▶ **EXTRACTED RECORDS**:
————————
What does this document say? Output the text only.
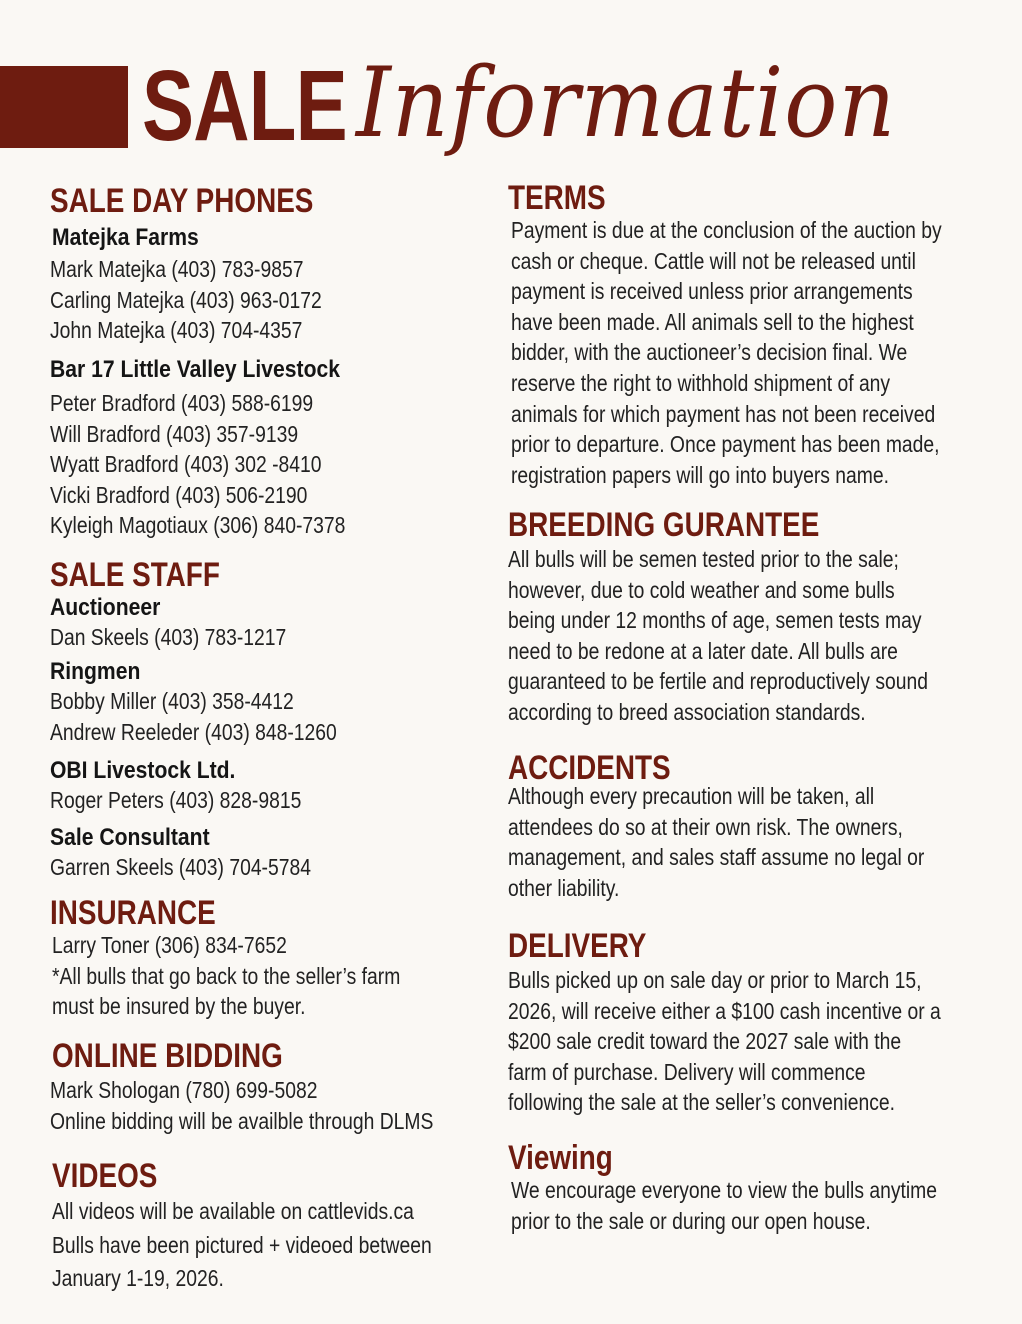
SALE Information
SALE DAY PHONES
Matejka Farms
Mark Matejka (403) 783-9857
Carling Matejka (403) 963-0172
John Matejka (403) 704-4357
Bar 17 Little Valley Livestock
Peter Bradford (403) 588-6199
Will Bradford (403) 357-9139
Wyatt Bradford (403) 302 -8410
Vicki Bradford (403) 506-2190
Kyleigh Magotiaux (306) 840-7378
SALE STAFF
Auctioneer
Dan Skeels (403) 783-1217
Ringmen
Bobby Miller (403) 358-4412
Andrew Reeleder (403) 848-1260
OBI Livestock Ltd.
Roger Peters (403) 828-9815
Sale Consultant
Garren Skeels (403) 704-5784
INSURANCE
Larry Toner (306) 834-7652
*All bulls that go back to the seller’s farm
must be insured by the buyer.
ONLINE BIDDING
Mark Shologan (780) 699-5082
Online bidding will be availble through DLMS
VIDEOS
All videos will be available on cattlevids.ca
Bulls have been pictured + videoed between
January 1-19, 2026.
TERMS
Payment is due at the conclusion of the auction by
cash or cheque. Cattle will not be released until
payment is received unless prior arrangements
have been made. All animals sell to the highest
bidder, with the auctioneer’s decision final. We
reserve the right to withhold shipment of any
animals for which payment has not been received
prior to departure. Once payment has been made,
registration papers will go into buyers name.
BREEDING GURANTEE
All bulls will be semen tested prior to the sale;
however, due to cold weather and some bulls
being under 12 months of age, semen tests may
need to be redone at a later date. All bulls are
guaranteed to be fertile and reproductively sound
according to breed association standards.
ACCIDENTS
Although every precaution will be taken, all
attendees do so at their own risk. The owners,
management, and sales staff assume no legal or
other liability.
DELIVERY
Bulls picked up on sale day or prior to March 15,
2026, will receive either a $100 cash incentive or a
$200 sale credit toward the 2027 sale with the
farm of purchase. Delivery will commence
following the sale at the seller’s convenience.
Viewing
We encourage everyone to view the bulls anytime
prior to the sale or during our open house.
————————
▶ **EXERCISE BRIEF**: Where a line contains "Mark", copy that line.

▶ **FULL RESPONSE**:
Mark Matejka (403) 783-9857
Mark Shologan (780) 699-5082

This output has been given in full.